### EXERCISE AIM
Reproduce each line of the listing exactly.
++++++
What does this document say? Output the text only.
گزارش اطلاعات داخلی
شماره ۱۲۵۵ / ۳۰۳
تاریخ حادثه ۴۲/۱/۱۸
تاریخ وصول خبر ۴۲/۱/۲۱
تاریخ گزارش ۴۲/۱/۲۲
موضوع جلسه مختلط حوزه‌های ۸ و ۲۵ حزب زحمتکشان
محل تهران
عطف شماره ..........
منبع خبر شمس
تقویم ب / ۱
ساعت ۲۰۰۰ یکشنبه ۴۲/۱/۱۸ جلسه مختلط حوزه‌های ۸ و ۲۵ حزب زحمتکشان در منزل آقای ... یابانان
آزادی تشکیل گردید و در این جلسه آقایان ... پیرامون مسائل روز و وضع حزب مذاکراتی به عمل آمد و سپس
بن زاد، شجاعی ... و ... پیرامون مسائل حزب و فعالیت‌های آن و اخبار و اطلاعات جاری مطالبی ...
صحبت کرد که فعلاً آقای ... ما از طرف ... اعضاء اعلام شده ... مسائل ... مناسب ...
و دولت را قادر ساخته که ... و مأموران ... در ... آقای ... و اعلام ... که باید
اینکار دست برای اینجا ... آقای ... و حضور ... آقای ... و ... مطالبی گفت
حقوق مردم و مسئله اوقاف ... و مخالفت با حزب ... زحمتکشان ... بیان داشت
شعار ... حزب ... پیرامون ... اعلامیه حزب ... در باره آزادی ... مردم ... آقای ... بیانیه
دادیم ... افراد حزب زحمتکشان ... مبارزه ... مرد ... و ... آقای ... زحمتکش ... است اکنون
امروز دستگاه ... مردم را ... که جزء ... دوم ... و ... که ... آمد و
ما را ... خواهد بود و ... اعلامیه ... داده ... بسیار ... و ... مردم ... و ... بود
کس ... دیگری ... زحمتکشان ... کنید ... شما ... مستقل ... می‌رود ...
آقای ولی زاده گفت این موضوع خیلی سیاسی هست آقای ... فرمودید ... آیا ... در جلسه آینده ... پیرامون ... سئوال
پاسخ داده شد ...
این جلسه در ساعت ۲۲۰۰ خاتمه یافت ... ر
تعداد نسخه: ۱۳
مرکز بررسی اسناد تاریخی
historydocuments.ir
++++++
### ANSWER TO THIS EXERCISE
What does this document say? Output the text only.
گزارش اطلاعات داخلی
شماره ۱۲۵۵ / ۳۰۳
تاریخ حادثه ۴۲/۱/۱۸
تاریخ وصول خبر ۴۲/۱/۲۱
تاریخ گزارش ۴۲/۱/۲۲
موضوع جلسه مختلط حوزه‌های ۸ و ۲۵ حزب زحمتکشان
محل تهران
عطف شماره ..........
منبع خبر شمس
تقویم ب / ۱
ساعت ۲۰۰۰ یکشنبه ۴۲/۱/۱۸ جلسه مختلط حوزه‌های ۸ و ۲۵ حزب زحمتکشان در منزل آقای ... یابانان
آزادی تشکیل گردید و در این جلسه آقایان ... پیرامون مسائل روز و وضع حزب مذاکراتی به عمل آمد و سپس
بن زاد، شجاعی ... و ... پیرامون مسائل حزب و فعالیت‌های آن و اخبار و اطلاعات جاری مطالبی ...
صحبت کرد که فعلاً آقای ... ما از طرف ... اعضاء اعلام شده ... مسائل ... مناسب ...
و دولت را قادر ساخته که ... و مأموران ... در ... آقای ... و اعلام ... که باید
اینکار دست برای اینجا ... آقای ... و حضور ... آقای ... و ... مطالبی گفت
حقوق مردم و مسئله اوقاف ... و مخالفت با حزب ... زحمتکشان ... بیان داشت
شعار ... حزب ... پیرامون ... اعلامیه حزب ... در باره آزادی ... مردم ... آقای ... بیانیه
دادیم ... افراد حزب زحمتکشان ... مبارزه ... مرد ... و ... آقای ... زحمتکش ... است اکنون
امروز دستگاه ... مردم را ... که جزء ... دوم ... و ... که ... آمد و
ما را ... خواهد بود و ... اعلامیه ... داده ... بسیار ... و ... مردم ... و ... بود
کس ... دیگری ... زحمتکشان ... کنید ... شما ... مستقل ... می‌رود ...
آقای ولی زاده گفت این موضوع خیلی سیاسی هست آقای ... فرمودید ... آیا ... در جلسه آینده ... پیرامون ... سئوال
پاسخ داده شد ...
این جلسه در ساعت ۲۲۰۰ خاتمه یافت ... ر
تعداد نسخه: ۱۳
مرکز بررسی اسناد تاریخی
historydocuments.ir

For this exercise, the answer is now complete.